Collection entries
※ ※ ※

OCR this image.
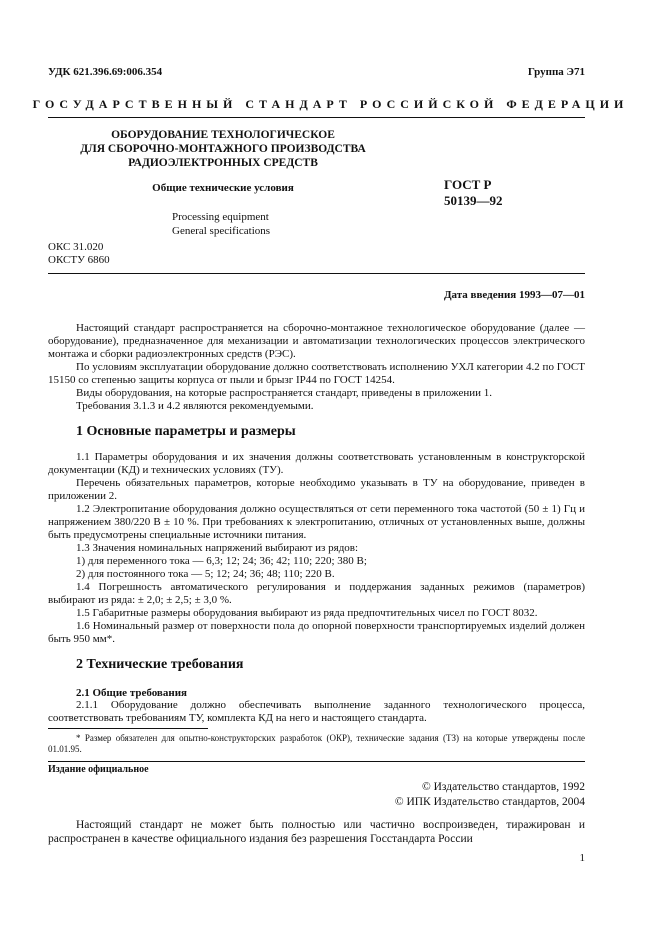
УДК 621.396.69:006.354	Группа Э71
ГОСУДАРСТВЕННЫЙ СТАНДАРТ РОССИЙСКОЙ ФЕДЕРАЦИИ
ОБОРУДОВАНИЕ ТЕХНОЛОГИЧЕСКОЕ
ДЛЯ СБОРОЧНО-МОНТАЖНОГО ПРОИЗВОДСТВА
РАДИОЭЛЕКТРОННЫХ СРЕДСТВ
ГОСТ Р
50139—92
Общие технические условия
Processing equipment
General specifications
ОКС 31.020
ОКСТУ 6860
Дата введения 1993—07—01

Настоящий стандарт распространяется на сборочно-монтажное технологическое оборудование (далее — оборудование), предназначенное для механизации и автоматизации технологических процессов электрического монтажа и сборки радиоэлектронных средств (РЭС).

По условиям эксплуатации оборудование должно соответствовать исполнению УХЛ категории 4.2 по ГОСТ 15150 со степенью защиты корпуса от пыли и брызг IP44 по ГОСТ 14254.

Виды оборудования, на которые распространяется стандарт, приведены в приложении 1.

Требования 3.1.3 и 4.2 являются рекомендуемыми.

1 Основные параметры и размеры

1.1 Параметры оборудования и их значения должны соответствовать установленным в конструкторской документации (КД) и технических условиях (ТУ).

Перечень обязательных параметров, которые необходимо указывать в ТУ на оборудование, приведен в приложении 2.

1.2 Электропитание оборудования должно осуществляться от сети переменного тока частотой (50 ± 1) Гц и напряжением 380/220 В ± 10 %. При требованиях к электропитанию, отличных от установленных выше, должны быть предусмотрены специальные источники питания.

1.3 Значения номинальных напряжений выбирают из рядов:

1) для переменного тока — 6,3; 12; 24; 36; 42; 110; 220; 380 В;

2) для постоянного тока — 5; 12; 24; 36; 48; 110; 220 В.

1.4 Погрешность автоматического регулирования и поддержания заданных режимов (параметров) выбирают из ряда: ± 2,0; ± 2,5; ± 3,0 %.

1.5 Габаритные размеры оборудования выбирают из ряда предпочтительных чисел по ГОСТ 8032.

1.6 Номинальный размер от поверхности пола до опорной поверхности транспортируемых изделий должен быть 950 мм*.

2 Технические требования
2.1 Общие требования

2.1.1 Оборудование должно обеспечивать выполнение заданного технологического процесса, соответствовать требованиям ТУ, комплекта КД на него и настоящего стандарта.

* Размер обязателен для опытно-конструкторских разработок (ОКР), технические задания (ТЗ) на которые утверждены после 01.01.95.

Издание официальное
© Издательство стандартов, 1992
© ИПК Издательство стандартов, 2004

Настоящий стандарт не может быть полностью или частично воспроизведен, тиражирован и распространен в качестве официального издания без разрешения Госстандарта России

1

※ ※ ※

**WHAT IS ASKED**. Give the count of lines holding the word "быть" and nothing more.

**TASK SOLUTION**. 3